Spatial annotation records

· · ·

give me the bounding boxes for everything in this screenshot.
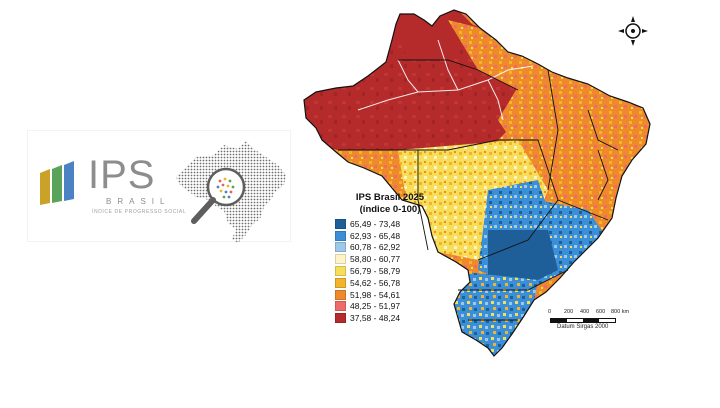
legend-label: 48,25 - 51,97	[350, 301, 401, 312]
scale-bar: 0 200 400 600 800 km Datum Sirgas 2000	[545, 309, 635, 339]
legend-swatch	[335, 301, 346, 312]
legend-label: 62,93 - 65,48	[350, 230, 401, 241]
legend-item: 60,78 - 62,92	[335, 242, 445, 254]
scale-tick-label: 600	[596, 309, 606, 315]
compass-rose-icon	[618, 16, 648, 46]
legend-label: 56,79 - 58,79	[350, 266, 401, 277]
legend-swatch	[335, 218, 346, 229]
legend-item: 56,79 - 58,79	[335, 265, 445, 277]
legend-item: 48,25 - 51,97	[335, 301, 445, 313]
magnifier-colored-dots	[216, 177, 235, 199]
ips-logo-subtext: BRASIL	[106, 197, 171, 206]
legend-swatch	[335, 289, 346, 300]
region-goias-blue	[488, 180, 548, 220]
legend-item: 51,98 - 54,61	[335, 289, 445, 301]
map-panel	[298, 0, 668, 360]
legend-label: 51,98 - 54,61	[350, 289, 401, 300]
scale-datum: Datum Sirgas 2000	[557, 324, 609, 330]
brazil-choropleth-map	[303, 9, 651, 357]
region-roraima	[388, 10, 478, 60]
region-mato-grosso	[408, 150, 508, 220]
legend-items: 65,49 - 73,48 62,93 - 65,48 60,78 - 62,92 5…	[335, 218, 445, 324]
legend-label: 58,80 - 60,77	[350, 254, 401, 265]
scale-tick-label: 400	[580, 309, 590, 315]
legend-label: 54,62 - 56,78	[350, 277, 401, 288]
legend-item: 65,49 - 73,48	[335, 218, 445, 230]
legend-item: 54,62 - 56,78	[335, 277, 445, 289]
legend-swatch	[335, 266, 346, 277]
scale-tick-label: 0	[548, 309, 552, 315]
scale-tick-label: 200	[564, 309, 574, 315]
legend-item: 62,93 - 65,48	[335, 230, 445, 242]
ips-brand-card: IPS BRASIL ÍNDICE DE PROGRESSO SOCIAL	[28, 131, 290, 243]
ips-logo-bars	[40, 161, 74, 205]
legend-swatch	[335, 242, 346, 253]
legend-swatch	[335, 313, 346, 324]
scale-bar-graphic	[550, 318, 616, 323]
amazon-rivers	[357, 39, 534, 121]
map-legend: IPS Brasil 2025 (índice 0-100) 65,49 - 7…	[335, 192, 445, 324]
logo-bar-green	[52, 165, 62, 203]
scale-tick-label: 800 km	[611, 309, 630, 315]
region-amapa-para	[448, 20, 548, 90]
magnifier-map-icon	[176, 141, 286, 243]
legend-title: IPS Brasil 2025	[355, 192, 425, 203]
ips-logo-text: IPS	[88, 153, 156, 197]
legend-item: 37,58 - 48,24	[335, 312, 445, 324]
state-borders	[338, 59, 619, 321]
legend-subtitle: (índice 0-100)	[359, 204, 421, 215]
legend-swatch	[335, 254, 346, 265]
ips-logo-tagline: ÍNDICE DE PROGRESSO SOCIAL	[92, 209, 187, 215]
logo-bar-yellow	[40, 169, 50, 205]
legend-label: 60,78 - 62,92	[350, 242, 401, 253]
legend-label: 65,49 - 73,48	[350, 218, 401, 229]
legend-label: 37,58 - 48,24	[350, 313, 401, 324]
magnifier-handle	[191, 197, 216, 224]
magnifier-lens	[206, 167, 246, 207]
legend-item: 58,80 - 60,77	[335, 253, 445, 265]
logo-bar-blue	[64, 161, 74, 201]
legend-swatch	[335, 230, 346, 241]
region-sao-paulo	[488, 230, 558, 290]
legend-swatch	[335, 277, 346, 288]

· · ·

- [REQUIRED TASK]
Put the lines of the material into a JSON list of strings, one string per line and no blank lines, covering everything from the line containing "301, 401, 312]" down to the line containing "301, 445, 313]", with both of those lines included.

- [SOLUTION TO THIS TASK]
[
  "legend-label: 48,25 - 51,97\t[350, 301, 401, 312]",
  "scale-bar: 0 200 400 600 800 km Datum Sirgas 2000\t[545, 309, 635, 339]",
  "legend-swatch\t[335, 301, 346, 312]",
  "legend-label: 62,93 - 65,48\t[350, 230, 401, 241]",
  "legend-item: 60,78 - 62,92\t[335, 242, 445, 254]",
  "scale-tick-label: 600\t[596, 309, 606, 315]",
  "compass-rose-icon\t[618, 16, 648, 46]",
  "legend-label: 56,79 - 58,79\t[350, 266, 401, 277]",
  "legend-swatch\t[335, 218, 346, 229]",
  "legend-item: 56,79 - 58,79\t[335, 265, 445, 277]",
  "legend-item: 48,25 - 51,97\t[335, 301, 445, 313]"
]